Return the material word for word. Do not include the pictures.

* BEGIN *

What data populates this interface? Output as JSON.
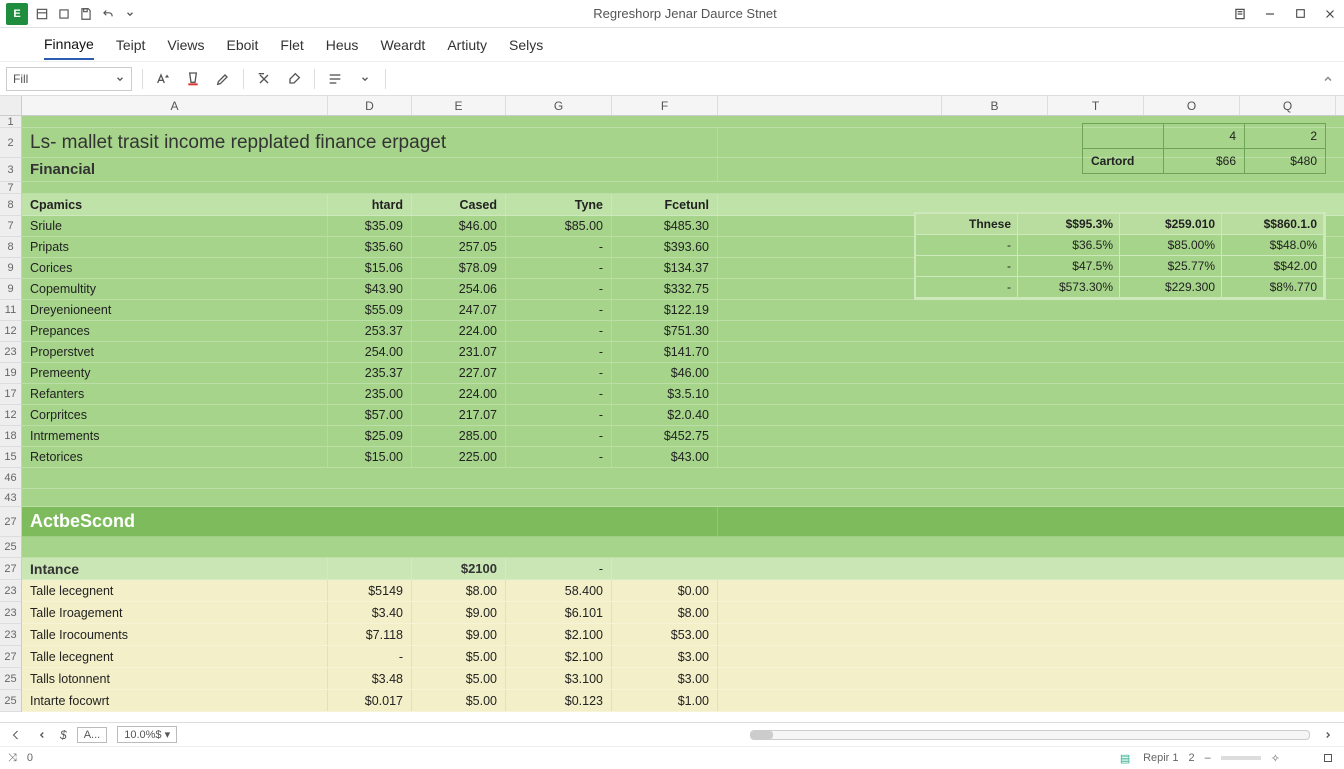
{
  "title": "Regreshorp Jenar Daurce Stnet",
  "app_initial": "E",
  "menus": [
    "Finnaye",
    "Teipt",
    "Views",
    "Eboit",
    "Flet",
    "Heus",
    "Weardt",
    "Artiuty",
    "Selys"
  ],
  "active_menu": 0,
  "fill_label": "Fill",
  "col_headers": {
    "A": "A",
    "D": "D",
    "E": "E",
    "G": "G",
    "F": "F",
    "B": "B",
    "T": "T",
    "O": "O",
    "Q": "Q"
  },
  "row_nums": [
    "1",
    "2",
    "3",
    "7",
    "8",
    "7",
    "8",
    "9",
    "9",
    "11",
    "12",
    "23",
    "19",
    "17",
    "12",
    "18",
    "15",
    "46",
    "43",
    "27",
    "25",
    "27",
    "23",
    "23",
    "23",
    "27",
    "25",
    "25"
  ],
  "sheet": {
    "title": "Ls- mallet trasit income repplated finance erpaget",
    "section1": "Financial",
    "headers": {
      "c1": "Cpamics",
      "c2": "htard",
      "c3": "Cased",
      "c4": "Tyne",
      "c5": "Fcetunl"
    },
    "rows": [
      {
        "a": "Sriule",
        "d": "$35.09",
        "e": "$46.00",
        "g": "$85.00",
        "f": "$485.30"
      },
      {
        "a": "Pripats",
        "d": "$35.60",
        "e": "257.05",
        "g": "-",
        "f": "$393.60"
      },
      {
        "a": "Corices",
        "d": "$15.06",
        "e": "$78.09",
        "g": "-",
        "f": "$134.37"
      },
      {
        "a": "Copemultity",
        "d": "$43.90",
        "e": "254.06",
        "g": "-",
        "f": "$332.75"
      },
      {
        "a": "Dreyenioneent",
        "d": "$55.09",
        "e": "247.07",
        "g": "-",
        "f": "$122.19"
      },
      {
        "a": "Prepances",
        "d": "253.37",
        "e": "224.00",
        "g": "-",
        "f": "$751.30"
      },
      {
        "a": "Properstvet",
        "d": "254.00",
        "e": "231.07",
        "g": "-",
        "f": "$141.70"
      },
      {
        "a": "Premeenty",
        "d": "235.37",
        "e": "227.07",
        "g": "-",
        "f": "$46.00"
      },
      {
        "a": "Refanters",
        "d": "235.00",
        "e": "224.00",
        "g": "-",
        "f": "$3.5.10"
      },
      {
        "a": "Corpritces",
        "d": "$57.00",
        "e": "217.07",
        "g": "-",
        "f": "$2.0.40"
      },
      {
        "a": "Intrmements",
        "d": "$25.09",
        "e": "285.00",
        "g": "-",
        "f": "$452.75"
      },
      {
        "a": "Retorices",
        "d": "$15.00",
        "e": "225.00",
        "g": "-",
        "f": "$43.00"
      }
    ],
    "section2": "ActbeScond",
    "intance": {
      "label": "Intance",
      "val1": "$2100",
      "val2": "-"
    },
    "rows2": [
      {
        "a": "Talle lecegnent",
        "d": "$5149",
        "e": "$8.00",
        "g": "58.400",
        "f": "$0.00"
      },
      {
        "a": "Talle Iroagement",
        "d": "$3.40",
        "e": "$9.00",
        "g": "$6.101",
        "f": "$8.00"
      },
      {
        "a": "Talle Irocouments",
        "d": "$7.118",
        "e": "$9.00",
        "g": "$2.100",
        "f": "$53.00"
      },
      {
        "a": "Talle lecegnent",
        "d": "-",
        "e": "$5.00",
        "g": "$2.100",
        "f": "$3.00"
      },
      {
        "a": "Talls lotonnent",
        "d": "$3.48",
        "e": "$5.00",
        "g": "$3.100",
        "f": "$3.00"
      },
      {
        "a": "Intarte focowrt",
        "d": "$0.017",
        "e": "$5.00",
        "g": "$0.123",
        "f": "$1.00"
      }
    ]
  },
  "cartord": {
    "top": {
      "a": "",
      "b": "4",
      "c": "2"
    },
    "row": {
      "a": "Cartord",
      "b": "$66",
      "c": "$480"
    }
  },
  "thnese": {
    "head": {
      "a": "Thnese",
      "b": "$$95.3%",
      "c": "$259.010",
      "d": "$$860.1.0"
    },
    "rows": [
      {
        "a": "-",
        "b": "$36.5%",
        "c": "$85.00%",
        "d": "$$48.0%"
      },
      {
        "a": "-",
        "b": "$47.5%",
        "c": "$25.77%",
        "d": "$$42.00"
      },
      {
        "a": "-",
        "b": "$573.30%",
        "c": "$229.300",
        "d": "$8%.770"
      }
    ]
  },
  "status": {
    "cellref": "A...",
    "zoom": "10.0%$ ▾",
    "repir": "Repir 1",
    "page": "2",
    "leftnum": "0"
  },
  "widths": {
    "A": 306,
    "D": 84,
    "E": 94,
    "G": 106,
    "F": 106,
    "gap": 224,
    "B": 106,
    "T": 96,
    "O": 96,
    "Q": 96
  }
}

* END *

Written reply:
What data populates this interface? Output as JSON.
{
  "title": "Regreshorp Jenar Daurce Stnet",
  "app_initial": "E",
  "menus": [
    "Finnaye",
    "Teipt",
    "Views",
    "Eboit",
    "Flet",
    "Heus",
    "Weardt",
    "Artiuty",
    "Selys"
  ],
  "active_menu": 0,
  "fill_label": "Fill",
  "col_headers": {
    "A": "A",
    "D": "D",
    "E": "E",
    "G": "G",
    "F": "F",
    "B": "B",
    "T": "T",
    "O": "O",
    "Q": "Q"
  },
  "row_nums": [
    "1",
    "2",
    "3",
    "7",
    "8",
    "7",
    "8",
    "9",
    "9",
    "11",
    "12",
    "23",
    "19",
    "17",
    "12",
    "18",
    "15",
    "46",
    "43",
    "27",
    "25",
    "27",
    "23",
    "23",
    "23",
    "27",
    "25",
    "25"
  ],
  "sheet": {
    "title": "Ls- mallet trasit income repplated finance erpaget",
    "section1": "Financial",
    "headers": {
      "c1": "Cpamics",
      "c2": "htard",
      "c3": "Cased",
      "c4": "Tyne",
      "c5": "Fcetunl"
    },
    "rows": [
      {
        "a": "Sriule",
        "d": "$35.09",
        "e": "$46.00",
        "g": "$85.00",
        "f": "$485.30"
      },
      {
        "a": "Pripats",
        "d": "$35.60",
        "e": "257.05",
        "g": "-",
        "f": "$393.60"
      },
      {
        "a": "Corices",
        "d": "$15.06",
        "e": "$78.09",
        "g": "-",
        "f": "$134.37"
      },
      {
        "a": "Copemultity",
        "d": "$43.90",
        "e": "254.06",
        "g": "-",
        "f": "$332.75"
      },
      {
        "a": "Dreyenioneent",
        "d": "$55.09",
        "e": "247.07",
        "g": "-",
        "f": "$122.19"
      },
      {
        "a": "Prepances",
        "d": "253.37",
        "e": "224.00",
        "g": "-",
        "f": "$751.30"
      },
      {
        "a": "Properstvet",
        "d": "254.00",
        "e": "231.07",
        "g": "-",
        "f": "$141.70"
      },
      {
        "a": "Premeenty",
        "d": "235.37",
        "e": "227.07",
        "g": "-",
        "f": "$46.00"
      },
      {
        "a": "Refanters",
        "d": "235.00",
        "e": "224.00",
        "g": "-",
        "f": "$3.5.10"
      },
      {
        "a": "Corpritces",
        "d": "$57.00",
        "e": "217.07",
        "g": "-",
        "f": "$2.0.40"
      },
      {
        "a": "Intrmements",
        "d": "$25.09",
        "e": "285.00",
        "g": "-",
        "f": "$452.75"
      },
      {
        "a": "Retorices",
        "d": "$15.00",
        "e": "225.00",
        "g": "-",
        "f": "$43.00"
      }
    ],
    "section2": "ActbeScond",
    "intance": {
      "label": "Intance",
      "val1": "$2100",
      "val2": "-"
    },
    "rows2": [
      {
        "a": "Talle lecegnent",
        "d": "$5149",
        "e": "$8.00",
        "g": "58.400",
        "f": "$0.00"
      },
      {
        "a": "Talle Iroagement",
        "d": "$3.40",
        "e": "$9.00",
        "g": "$6.101",
        "f": "$8.00"
      },
      {
        "a": "Talle Irocouments",
        "d": "$7.118",
        "e": "$9.00",
        "g": "$2.100",
        "f": "$53.00"
      },
      {
        "a": "Talle lecegnent",
        "d": "-",
        "e": "$5.00",
        "g": "$2.100",
        "f": "$3.00"
      },
      {
        "a": "Talls lotonnent",
        "d": "$3.48",
        "e": "$5.00",
        "g": "$3.100",
        "f": "$3.00"
      },
      {
        "a": "Intarte focowrt",
        "d": "$0.017",
        "e": "$5.00",
        "g": "$0.123",
        "f": "$1.00"
      }
    ]
  },
  "cartord": {
    "top": {
      "a": "",
      "b": "4",
      "c": "2"
    },
    "row": {
      "a": "Cartord",
      "b": "$66",
      "c": "$480"
    }
  },
  "thnese": {
    "head": {
      "a": "Thnese",
      "b": "$$95.3%",
      "c": "$259.010",
      "d": "$$860.1.0"
    },
    "rows": [
      {
        "a": "-",
        "b": "$36.5%",
        "c": "$85.00%",
        "d": "$$48.0%"
      },
      {
        "a": "-",
        "b": "$47.5%",
        "c": "$25.77%",
        "d": "$$42.00"
      },
      {
        "a": "-",
        "b": "$573.30%",
        "c": "$229.300",
        "d": "$8%.770"
      }
    ]
  },
  "status": {
    "cellref": "A...",
    "zoom": "10.0%$ ▾",
    "repir": "Repir 1",
    "page": "2",
    "leftnum": "0"
  },
  "widths": {
    "A": 306,
    "D": 84,
    "E": 94,
    "G": 106,
    "F": 106,
    "gap": 224,
    "B": 106,
    "T": 96,
    "O": 96,
    "Q": 96
  }
}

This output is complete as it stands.